Start of INFORMATION SHOWN

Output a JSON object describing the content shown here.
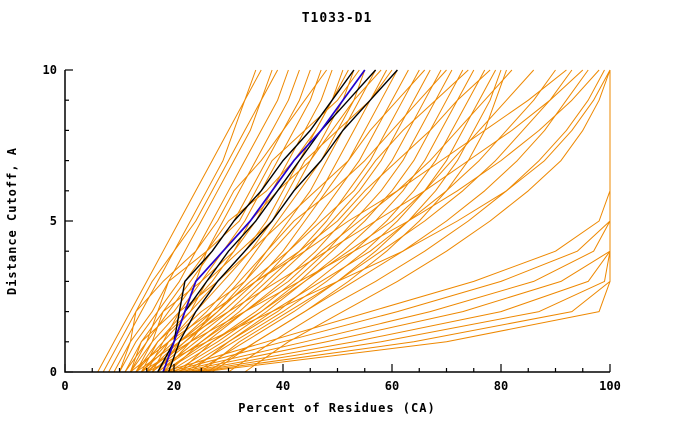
{
  "chart_data": {
    "type": "line",
    "title": "T1033-D1",
    "xlabel": "Percent of Residues (CA)",
    "ylabel": "Distance Cutoff, A",
    "xlim": [
      0,
      100
    ],
    "ylim": [
      0,
      10
    ],
    "x_ticks": [
      0,
      20,
      40,
      60,
      80,
      100
    ],
    "x_tick_labels": [
      "0",
      "20",
      "40",
      "60",
      "80",
      "100"
    ],
    "x_minor_step": 5,
    "y_ticks": [
      0,
      5,
      10
    ],
    "y_tick_labels": [
      "0",
      "5",
      "10"
    ],
    "y_minor_step": 1,
    "grid": false,
    "legend": "none",
    "colors": {
      "ensemble": "#ee8800",
      "reference": "#000000",
      "highlight": "#2200cc",
      "axis": "#000000",
      "background": "#ffffff"
    },
    "y_levels": [
      0,
      1,
      2,
      3,
      4,
      5,
      6,
      7,
      8,
      9,
      10
    ],
    "series": {
      "orange_models": [
        [
          8,
          11,
          14,
          17,
          20,
          23,
          26,
          29,
          31,
          33,
          35
        ],
        [
          9,
          12,
          16,
          19,
          22,
          25,
          28,
          31,
          34,
          36,
          38
        ],
        [
          10,
          13,
          17,
          21,
          24,
          27,
          30,
          33,
          36,
          39,
          41
        ],
        [
          11,
          14,
          18,
          22,
          26,
          29,
          32,
          35,
          38,
          41,
          43
        ],
        [
          12,
          15,
          19,
          23,
          27,
          31,
          34,
          37,
          40,
          43,
          45
        ],
        [
          12,
          16,
          21,
          25,
          29,
          33,
          36,
          39,
          42,
          45,
          47
        ],
        [
          13,
          17,
          22,
          27,
          31,
          35,
          38,
          41,
          44,
          47,
          49
        ],
        [
          13,
          18,
          23,
          28,
          33,
          37,
          40,
          43,
          46,
          49,
          51
        ],
        [
          14,
          19,
          24,
          29,
          34,
          38,
          42,
          45,
          48,
          51,
          53
        ],
        [
          14,
          20,
          26,
          31,
          35,
          39,
          43,
          47,
          50,
          53,
          55
        ],
        [
          15,
          21,
          27,
          32,
          37,
          41,
          45,
          48,
          51,
          54,
          57
        ],
        [
          15,
          22,
          28,
          33,
          38,
          43,
          47,
          50,
          53,
          56,
          59
        ],
        [
          16,
          22,
          29,
          35,
          40,
          44,
          48,
          52,
          55,
          58,
          61
        ],
        [
          16,
          23,
          30,
          36,
          41,
          46,
          50,
          54,
          57,
          60,
          63
        ],
        [
          17,
          24,
          31,
          37,
          43,
          48,
          52,
          56,
          59,
          62,
          65
        ],
        [
          17,
          25,
          32,
          38,
          44,
          49,
          54,
          58,
          61,
          64,
          67
        ],
        [
          18,
          26,
          33,
          40,
          46,
          51,
          56,
          60,
          63,
          66,
          69
        ],
        [
          18,
          27,
          35,
          42,
          48,
          53,
          58,
          62,
          65,
          68,
          71
        ],
        [
          19,
          28,
          36,
          43,
          49,
          55,
          60,
          64,
          67,
          70,
          73
        ],
        [
          20,
          29,
          37,
          44,
          51,
          57,
          62,
          66,
          69,
          72,
          75
        ],
        [
          21,
          30,
          39,
          46,
          53,
          59,
          64,
          68,
          71,
          74,
          77
        ],
        [
          22,
          31,
          40,
          48,
          55,
          61,
          66,
          70,
          73,
          76,
          79
        ],
        [
          24,
          33,
          42,
          50,
          57,
          63,
          68,
          72,
          75,
          78,
          80
        ],
        [
          26,
          35,
          44,
          52,
          59,
          65,
          70,
          74,
          77,
          79,
          81
        ],
        [
          10,
          12,
          13,
          18,
          24,
          28,
          31,
          36,
          40,
          44,
          48
        ],
        [
          11,
          15,
          17,
          19,
          26,
          32,
          35,
          38,
          44,
          50,
          54
        ],
        [
          12,
          14,
          20,
          24,
          26,
          30,
          37,
          42,
          46,
          49,
          52
        ],
        [
          13,
          16,
          18,
          25,
          31,
          34,
          39,
          45,
          49,
          53,
          58
        ],
        [
          14,
          17,
          23,
          26,
          32,
          38,
          41,
          44,
          50,
          56,
          60
        ],
        [
          15,
          18,
          21,
          28,
          34,
          40,
          46,
          52,
          56,
          61,
          66
        ],
        [
          16,
          19,
          25,
          33,
          37,
          42,
          49,
          55,
          60,
          65,
          70
        ],
        [
          17,
          21,
          28,
          34,
          41,
          47,
          53,
          57,
          62,
          68,
          74
        ],
        [
          18,
          23,
          27,
          35,
          43,
          50,
          55,
          61,
          67,
          72,
          78
        ],
        [
          19,
          25,
          33,
          41,
          47,
          54,
          61,
          67,
          72,
          77,
          82
        ],
        [
          21,
          27,
          36,
          44,
          52,
          60,
          66,
          71,
          76,
          81,
          86
        ],
        [
          23,
          30,
          38,
          47,
          56,
          63,
          70,
          76,
          81,
          86,
          90
        ],
        [
          25,
          32,
          41,
          50,
          58,
          66,
          73,
          79,
          84,
          89,
          93
        ],
        [
          27,
          35,
          44,
          53,
          62,
          70,
          77,
          83,
          88,
          92,
          96
        ],
        [
          30,
          38,
          47,
          57,
          66,
          74,
          81,
          87,
          92,
          96,
          99
        ],
        [
          33,
          41,
          51,
          61,
          70,
          78,
          85,
          91,
          95,
          98,
          100
        ],
        [
          6,
          9,
          12,
          15,
          18,
          21,
          24,
          27,
          30,
          33,
          36
        ],
        [
          7,
          10,
          13,
          16,
          20,
          24,
          27,
          30,
          33,
          36,
          39
        ],
        [
          18,
          37,
          56,
          75,
          90,
          98,
          100,
          100,
          100,
          100,
          100
        ],
        [
          19,
          40,
          61,
          80,
          94,
          100,
          100,
          100,
          100,
          100,
          100
        ],
        [
          20,
          44,
          67,
          86,
          97,
          100,
          100,
          100,
          100,
          100,
          100
        ],
        [
          21,
          48,
          73,
          91,
          100,
          100,
          100,
          100,
          100,
          100,
          100
        ],
        [
          22,
          53,
          80,
          96,
          100,
          100,
          100,
          100,
          100,
          100,
          100
        ],
        [
          23,
          58,
          87,
          99,
          100,
          100,
          100,
          100,
          100,
          100,
          100
        ],
        [
          24,
          64,
          93,
          100,
          100,
          100,
          100,
          100,
          100,
          100,
          100
        ],
        [
          25,
          70,
          98,
          100,
          100,
          100,
          100,
          100,
          100,
          100,
          100
        ],
        [
          15,
          26,
          38,
          50,
          62,
          72,
          81,
          88,
          93,
          97,
          100
        ],
        [
          14,
          23,
          33,
          43,
          53,
          63,
          72,
          80,
          87,
          93,
          98
        ],
        [
          13,
          21,
          30,
          39,
          48,
          57,
          66,
          74,
          82,
          89,
          95
        ],
        [
          12,
          19,
          27,
          35,
          44,
          52,
          61,
          69,
          77,
          85,
          92
        ]
      ],
      "black_models": [
        [
          17,
          20,
          21,
          22,
          27,
          31,
          36,
          40,
          45,
          49,
          53
        ],
        [
          18,
          20,
          22,
          26,
          30,
          35,
          39,
          43,
          47,
          52,
          57
        ],
        [
          19,
          21,
          24,
          28,
          33,
          38,
          42,
          47,
          51,
          56,
          61
        ]
      ],
      "blue_models": [
        [
          18,
          20,
          22,
          24,
          29,
          34,
          38,
          42,
          47,
          51,
          55
        ]
      ]
    }
  }
}
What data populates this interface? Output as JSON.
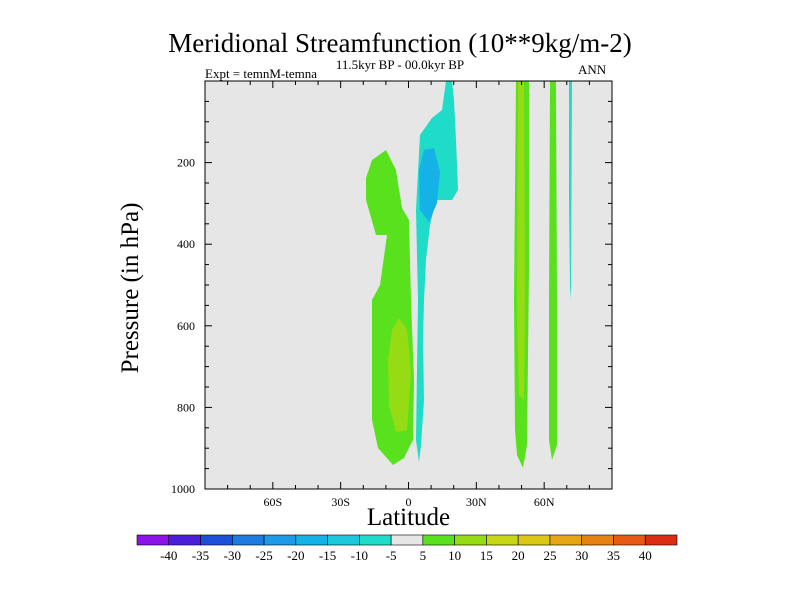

End of INFORMATION SHOWN

→ **THE REQUEST**
Reproduce each line exactly, please, except for any pictures.

→ **WRITTEN SOLUTION**
Output a JSON object describing the content shown here.
{
  "chart_data": {
    "type": "line",
    "title": "T1033-D1",
    "xlabel": "Percent of Residues (CA)",
    "ylabel": "Distance Cutoff, A",
    "xlim": [
      0,
      100
    ],
    "ylim": [
      0,
      10
    ],
    "x_ticks": [
      0,
      20,
      40,
      60,
      80,
      100
    ],
    "x_tick_labels": [
      "0",
      "20",
      "40",
      "60",
      "80",
      "100"
    ],
    "x_minor_step": 5,
    "y_ticks": [
      0,
      5,
      10
    ],
    "y_tick_labels": [
      "0",
      "5",
      "10"
    ],
    "y_minor_step": 1,
    "grid": false,
    "legend": "none",
    "colors": {
      "ensemble": "#ee8800",
      "reference": "#000000",
      "highlight": "#2200cc",
      "axis": "#000000",
      "background": "#ffffff"
    },
    "y_levels": [
      0,
      1,
      2,
      3,
      4,
      5,
      6,
      7,
      8,
      9,
      10
    ],
    "series": {
      "orange_models": [
        [
          8,
          11,
          14,
          17,
          20,
          23,
          26,
          29,
          31,
          33,
          35
        ],
        [
          9,
          12,
          16,
          19,
          22,
          25,
          28,
          31,
          34,
          36,
          38
        ],
        [
          10,
          13,
          17,
          21,
          24,
          27,
          30,
          33,
          36,
          39,
          41
        ],
        [
          11,
          14,
          18,
          22,
          26,
          29,
          32,
          35,
          38,
          41,
          43
        ],
        [
          12,
          15,
          19,
          23,
          27,
          31,
          34,
          37,
          40,
          43,
          45
        ],
        [
          12,
          16,
          21,
          25,
          29,
          33,
          36,
          39,
          42,
          45,
          47
        ],
        [
          13,
          17,
          22,
          27,
          31,
          35,
          38,
          41,
          44,
          47,
          49
        ],
        [
          13,
          18,
          23,
          28,
          33,
          37,
          40,
          43,
          46,
          49,
          51
        ],
        [
          14,
          19,
          24,
          29,
          34,
          38,
          42,
          45,
          48,
          51,
          53
        ],
        [
          14,
          20,
          26,
          31,
          35,
          39,
          43,
          47,
          50,
          53,
          55
        ],
        [
          15,
          21,
          27,
          32,
          37,
          41,
          45,
          48,
          51,
          54,
          57
        ],
        [
          15,
          22,
          28,
          33,
          38,
          43,
          47,
          50,
          53,
          56,
          59
        ],
        [
          16,
          22,
          29,
          35,
          40,
          44,
          48,
          52,
          55,
          58,
          61
        ],
        [
          16,
          23,
          30,
          36,
          41,
          46,
          50,
          54,
          57,
          60,
          63
        ],
        [
          17,
          24,
          31,
          37,
          43,
          48,
          52,
          56,
          59,
          62,
          65
        ],
        [
          17,
          25,
          32,
          38,
          44,
          49,
          54,
          58,
          61,
          64,
          67
        ],
        [
          18,
          26,
          33,
          40,
          46,
          51,
          56,
          60,
          63,
          66,
          69
        ],
        [
          18,
          27,
          35,
          42,
          48,
          53,
          58,
          62,
          65,
          68,
          71
        ],
        [
          19,
          28,
          36,
          43,
          49,
          55,
          60,
          64,
          67,
          70,
          73
        ],
        [
          20,
          29,
          37,
          44,
          51,
          57,
          62,
          66,
          69,
          72,
          75
        ],
        [
          21,
          30,
          39,
          46,
          53,
          59,
          64,
          68,
          71,
          74,
          77
        ],
        [
          22,
          31,
          40,
          48,
          55,
          61,
          66,
          70,
          73,
          76,
          79
        ],
        [
          24,
          33,
          42,
          50,
          57,
          63,
          68,
          72,
          75,
          78,
          80
        ],
        [
          26,
          35,
          44,
          52,
          59,
          65,
          70,
          74,
          77,
          79,
          81
        ],
        [
          10,
          12,
          13,
          18,
          24,
          28,
          31,
          36,
          40,
          44,
          48
        ],
        [
          11,
          15,
          17,
          19,
          26,
          32,
          35,
          38,
          44,
          50,
          54
        ],
        [
          12,
          14,
          20,
          24,
          26,
          30,
          37,
          42,
          46,
          49,
          52
        ],
        [
          13,
          16,
          18,
          25,
          31,
          34,
          39,
          45,
          49,
          53,
          58
        ],
        [
          14,
          17,
          23,
          26,
          32,
          38,
          41,
          44,
          50,
          56,
          60
        ],
        [
          15,
          18,
          21,
          28,
          34,
          40,
          46,
          52,
          56,
          61,
          66
        ],
        [
          16,
          19,
          25,
          33,
          37,
          42,
          49,
          55,
          60,
          65,
          70
        ],
        [
          17,
          21,
          28,
          34,
          41,
          47,
          53,
          57,
          62,
          68,
          74
        ],
        [
          18,
          23,
          27,
          35,
          43,
          50,
          55,
          61,
          67,
          72,
          78
        ],
        [
          19,
          25,
          33,
          41,
          47,
          54,
          61,
          67,
          72,
          77,
          82
        ],
        [
          21,
          27,
          36,
          44,
          52,
          60,
          66,
          71,
          76,
          81,
          86
        ],
        [
          23,
          30,
          38,
          47,
          56,
          63,
          70,
          76,
          81,
          86,
          90
        ],
        [
          25,
          32,
          41,
          50,
          58,
          66,
          73,
          79,
          84,
          89,
          93
        ],
        [
          27,
          35,
          44,
          53,
          62,
          70,
          77,
          83,
          88,
          92,
          96
        ],
        [
          30,
          38,
          47,
          57,
          66,
          74,
          81,
          87,
          92,
          96,
          99
        ],
        [
          33,
          41,
          51,
          61,
          70,
          78,
          85,
          91,
          95,
          98,
          100
        ],
        [
          6,
          9,
          12,
          15,
          18,
          21,
          24,
          27,
          30,
          33,
          36
        ],
        [
          7,
          10,
          13,
          16,
          20,
          24,
          27,
          30,
          33,
          36,
          39
        ],
        [
          18,
          37,
          56,
          75,
          90,
          98,
          100,
          100,
          100,
          100,
          100
        ],
        [
          19,
          40,
          61,
          80,
          94,
          100,
          100,
          100,
          100,
          100,
          100
        ],
        [
          20,
          44,
          67,
          86,
          97,
          100,
          100,
          100,
          100,
          100,
          100
        ],
        [
          21,
          48,
          73,
          91,
          100,
          100,
          100,
          100,
          100,
          100,
          100
        ],
        [
          22,
          53,
          80,
          96,
          100,
          100,
          100,
          100,
          100,
          100,
          100
        ],
        [
          23,
          58,
          87,
          99,
          100,
          100,
          100,
          100,
          100,
          100,
          100
        ],
        [
          24,
          64,
          93,
          100,
          100,
          100,
          100,
          100,
          100,
          100,
          100
        ],
        [
          25,
          70,
          98,
          100,
          100,
          100,
          100,
          100,
          100,
          100,
          100
        ],
        [
          15,
          26,
          38,
          50,
          62,
          72,
          81,
          88,
          93,
          97,
          100
        ],
        [
          14,
          23,
          33,
          43,
          53,
          63,
          72,
          80,
          87,
          93,
          98
        ],
        [
          13,
          21,
          30,
          39,
          48,
          57,
          66,
          74,
          82,
          89,
          95
        ],
        [
          12,
          19,
          27,
          35,
          44,
          52,
          61,
          69,
          77,
          85,
          92
        ]
      ],
      "black_models": [
        [
          17,
          20,
          21,
          22,
          27,
          31,
          36,
          40,
          45,
          49,
          53
        ],
        [
          18,
          20,
          22,
          26,
          30,
          35,
          39,
          43,
          47,
          52,
          57
        ],
        [
          19,
          21,
          24,
          28,
          33,
          38,
          42,
          47,
          51,
          56,
          61
        ]
      ],
      "blue_models": [
        [
          18,
          20,
          22,
          24,
          29,
          34,
          38,
          42,
          47,
          51,
          55
        ]
      ]
    }
  }
}
What data populates this interface? Output as JSON.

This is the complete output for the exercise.